Aim of the exercise: Answer with one number: the count of lines in this material that hold the word "它的表面积是".

Records from a dataset:
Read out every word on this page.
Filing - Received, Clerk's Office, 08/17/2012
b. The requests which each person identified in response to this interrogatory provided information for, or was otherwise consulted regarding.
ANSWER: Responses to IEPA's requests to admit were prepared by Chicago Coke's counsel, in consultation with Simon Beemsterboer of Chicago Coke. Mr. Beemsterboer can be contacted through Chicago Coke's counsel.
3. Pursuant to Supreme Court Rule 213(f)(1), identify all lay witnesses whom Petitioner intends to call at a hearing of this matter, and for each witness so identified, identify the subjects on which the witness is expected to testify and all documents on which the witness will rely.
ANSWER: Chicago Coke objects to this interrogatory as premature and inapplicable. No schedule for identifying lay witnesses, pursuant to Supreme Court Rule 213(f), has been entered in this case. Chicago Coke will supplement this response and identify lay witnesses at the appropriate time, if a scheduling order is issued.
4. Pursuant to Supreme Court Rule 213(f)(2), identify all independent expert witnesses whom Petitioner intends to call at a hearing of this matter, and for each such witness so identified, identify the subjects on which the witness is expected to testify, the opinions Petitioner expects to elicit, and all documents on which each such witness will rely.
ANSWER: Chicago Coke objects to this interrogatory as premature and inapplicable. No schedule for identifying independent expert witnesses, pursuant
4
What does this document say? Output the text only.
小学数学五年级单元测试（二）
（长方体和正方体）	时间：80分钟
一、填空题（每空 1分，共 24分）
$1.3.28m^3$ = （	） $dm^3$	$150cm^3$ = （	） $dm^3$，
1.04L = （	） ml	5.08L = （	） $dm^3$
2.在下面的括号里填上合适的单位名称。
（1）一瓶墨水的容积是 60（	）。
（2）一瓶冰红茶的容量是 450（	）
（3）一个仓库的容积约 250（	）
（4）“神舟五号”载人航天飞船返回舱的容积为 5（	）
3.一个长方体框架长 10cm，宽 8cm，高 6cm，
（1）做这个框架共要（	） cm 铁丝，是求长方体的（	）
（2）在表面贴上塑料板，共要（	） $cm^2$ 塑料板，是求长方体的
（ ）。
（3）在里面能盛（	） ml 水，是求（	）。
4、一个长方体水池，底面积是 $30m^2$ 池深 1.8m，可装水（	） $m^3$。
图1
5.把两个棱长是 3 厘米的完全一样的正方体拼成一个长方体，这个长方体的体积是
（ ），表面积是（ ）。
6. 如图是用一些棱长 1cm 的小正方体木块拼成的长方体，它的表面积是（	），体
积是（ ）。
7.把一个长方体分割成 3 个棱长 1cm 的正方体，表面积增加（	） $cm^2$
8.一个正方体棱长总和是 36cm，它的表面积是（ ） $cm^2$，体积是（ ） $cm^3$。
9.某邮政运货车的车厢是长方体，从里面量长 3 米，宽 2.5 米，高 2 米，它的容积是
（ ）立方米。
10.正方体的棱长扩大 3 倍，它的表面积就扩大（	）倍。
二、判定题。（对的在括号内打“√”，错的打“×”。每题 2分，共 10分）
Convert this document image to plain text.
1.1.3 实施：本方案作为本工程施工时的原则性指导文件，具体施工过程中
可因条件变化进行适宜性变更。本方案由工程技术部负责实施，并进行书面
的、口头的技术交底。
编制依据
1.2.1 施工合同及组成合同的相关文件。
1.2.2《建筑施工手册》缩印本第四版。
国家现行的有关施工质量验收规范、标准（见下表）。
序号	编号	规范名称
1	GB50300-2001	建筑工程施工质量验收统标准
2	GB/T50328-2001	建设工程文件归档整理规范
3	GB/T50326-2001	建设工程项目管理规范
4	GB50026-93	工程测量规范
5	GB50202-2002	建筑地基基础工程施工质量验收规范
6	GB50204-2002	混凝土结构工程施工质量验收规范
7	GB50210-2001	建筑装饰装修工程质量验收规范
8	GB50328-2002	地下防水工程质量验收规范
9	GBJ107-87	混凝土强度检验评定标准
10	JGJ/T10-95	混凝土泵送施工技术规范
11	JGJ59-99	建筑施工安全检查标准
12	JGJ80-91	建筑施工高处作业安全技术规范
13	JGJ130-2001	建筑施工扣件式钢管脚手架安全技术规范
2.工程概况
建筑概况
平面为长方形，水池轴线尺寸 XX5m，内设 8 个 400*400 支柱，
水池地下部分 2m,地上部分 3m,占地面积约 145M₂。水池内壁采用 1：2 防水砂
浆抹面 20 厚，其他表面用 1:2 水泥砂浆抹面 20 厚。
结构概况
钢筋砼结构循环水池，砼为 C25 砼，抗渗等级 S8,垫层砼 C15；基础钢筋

Task solution: 2